Extracted data entries:
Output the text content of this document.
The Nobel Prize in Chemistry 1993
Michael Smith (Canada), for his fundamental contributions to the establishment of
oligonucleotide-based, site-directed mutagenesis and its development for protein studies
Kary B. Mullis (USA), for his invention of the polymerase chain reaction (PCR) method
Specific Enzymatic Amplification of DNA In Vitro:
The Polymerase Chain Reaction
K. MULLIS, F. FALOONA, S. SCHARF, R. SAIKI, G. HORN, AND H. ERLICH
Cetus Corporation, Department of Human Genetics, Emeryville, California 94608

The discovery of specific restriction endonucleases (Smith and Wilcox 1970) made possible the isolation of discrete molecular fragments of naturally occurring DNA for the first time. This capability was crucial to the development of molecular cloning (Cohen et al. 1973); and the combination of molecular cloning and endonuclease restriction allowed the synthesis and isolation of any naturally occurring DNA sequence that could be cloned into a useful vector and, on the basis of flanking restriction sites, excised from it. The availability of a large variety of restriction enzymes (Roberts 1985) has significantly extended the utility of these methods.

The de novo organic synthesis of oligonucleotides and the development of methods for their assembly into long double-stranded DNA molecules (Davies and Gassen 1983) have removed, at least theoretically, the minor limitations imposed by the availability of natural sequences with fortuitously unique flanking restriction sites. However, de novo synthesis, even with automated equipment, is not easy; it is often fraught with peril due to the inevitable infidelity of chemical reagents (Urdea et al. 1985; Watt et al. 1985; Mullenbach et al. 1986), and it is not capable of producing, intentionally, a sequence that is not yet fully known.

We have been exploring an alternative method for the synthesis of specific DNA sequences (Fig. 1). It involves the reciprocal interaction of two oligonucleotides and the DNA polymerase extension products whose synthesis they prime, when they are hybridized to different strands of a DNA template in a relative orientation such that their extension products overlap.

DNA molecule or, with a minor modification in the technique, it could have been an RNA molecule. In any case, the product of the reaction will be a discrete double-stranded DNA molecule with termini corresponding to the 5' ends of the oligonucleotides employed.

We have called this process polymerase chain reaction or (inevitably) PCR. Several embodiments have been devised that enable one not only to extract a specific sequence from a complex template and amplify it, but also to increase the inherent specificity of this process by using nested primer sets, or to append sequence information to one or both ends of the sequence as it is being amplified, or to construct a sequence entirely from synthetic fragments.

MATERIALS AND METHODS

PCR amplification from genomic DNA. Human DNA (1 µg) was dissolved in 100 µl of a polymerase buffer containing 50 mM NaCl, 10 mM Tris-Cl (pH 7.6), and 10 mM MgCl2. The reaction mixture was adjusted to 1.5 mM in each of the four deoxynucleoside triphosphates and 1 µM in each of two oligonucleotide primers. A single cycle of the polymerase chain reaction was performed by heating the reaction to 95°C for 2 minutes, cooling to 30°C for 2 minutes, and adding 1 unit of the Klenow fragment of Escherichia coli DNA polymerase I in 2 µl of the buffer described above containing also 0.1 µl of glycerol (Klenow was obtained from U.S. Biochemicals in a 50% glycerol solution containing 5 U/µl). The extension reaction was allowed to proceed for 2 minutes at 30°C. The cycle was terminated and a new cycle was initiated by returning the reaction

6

PROBLEM REQUIREMENTS:
For this exercise, transcribe all the records exactly.

RESPONSE:
Output the text content of this document.
The Nobel Prize in Chemistry 1993
Michael Smith (Canada), for his fundamental contributions to the establishment of
oligonucleotide-based, site-directed mutagenesis and its development for protein studies
Kary B. Mullis (USA), for his invention of the polymerase chain reaction (PCR) method
Specific Enzymatic Amplification of DNA In Vitro:
The Polymerase Chain Reaction
K. MULLIS, F. FALOONA, S. SCHARF, R. SAIKI, G. HORN, AND H. ERLICH
Cetus Corporation, Department of Human Genetics, Emeryville, California 94608

The discovery of specific restriction endonucleases (Smith and Wilcox 1970) made possible the isolation of discrete molecular fragments of naturally occurring DNA for the first time. This capability was crucial to the development of molecular cloning (Cohen et al. 1973); and the combination of molecular cloning and endonuclease restriction allowed the synthesis and isolation of any naturally occurring DNA sequence that could be cloned into a useful vector and, on the basis of flanking restriction sites, excised from it. The availability of a large variety of restriction enzymes (Roberts 1985) has significantly extended the utility of these methods.

The de novo organic synthesis of oligonucleotides and the development of methods for their assembly into long double-stranded DNA molecules (Davies and Gassen 1983) have removed, at least theoretically, the minor limitations imposed by the availability of natural sequences with fortuitously unique flanking restriction sites. However, de novo synthesis, even with automated equipment, is not easy; it is often fraught with peril due to the inevitable infidelity of chemical reagents (Urdea et al. 1985; Watt et al. 1985; Mullenbach et al. 1986), and it is not capable of producing, intentionally, a sequence that is not yet fully known.

We have been exploring an alternative method for the synthesis of specific DNA sequences (Fig. 1). It involves the reciprocal interaction of two oligonucleotides and the DNA polymerase extension products whose synthesis they prime, when they are hybridized to different strands of a DNA template in a relative orientation such that their extension products overlap.

DNA molecule or, with a minor modification in the technique, it could have been an RNA molecule. In any case, the product of the reaction will be a discrete double-stranded DNA molecule with termini corresponding to the 5' ends of the oligonucleotides employed.

We have called this process polymerase chain reaction or (inevitably) PCR. Several embodiments have been devised that enable one not only to extract a specific sequence from a complex template and amplify it, but also to increase the inherent specificity of this process by using nested primer sets, or to append sequence information to one or both ends of the sequence as it is being amplified, or to construct a sequence entirely from synthetic fragments.

MATERIALS AND METHODS

PCR amplification from genomic DNA. Human DNA (1 µg) was dissolved in 100 µl of a polymerase buffer containing 50 mM NaCl, 10 mM Tris-Cl (pH 7.6), and 10 mM MgCl2. The reaction mixture was adjusted to 1.5 mM in each of the four deoxynucleoside triphosphates and 1 µM in each of two oligonucleotide primers. A single cycle of the polymerase chain reaction was performed by heating the reaction to 95°C for 2 minutes, cooling to 30°C for 2 minutes, and adding 1 unit of the Klenow fragment of Escherichia coli DNA polymerase I in 2 µl of the buffer described above containing also 0.1 µl of glycerol (Klenow was obtained from U.S. Biochemicals in a 50% glycerol solution containing 5 U/µl). The extension reaction was allowed to proceed for 2 minutes at 30°C. The cycle was terminated and a new cycle was initiated by returning the reaction

6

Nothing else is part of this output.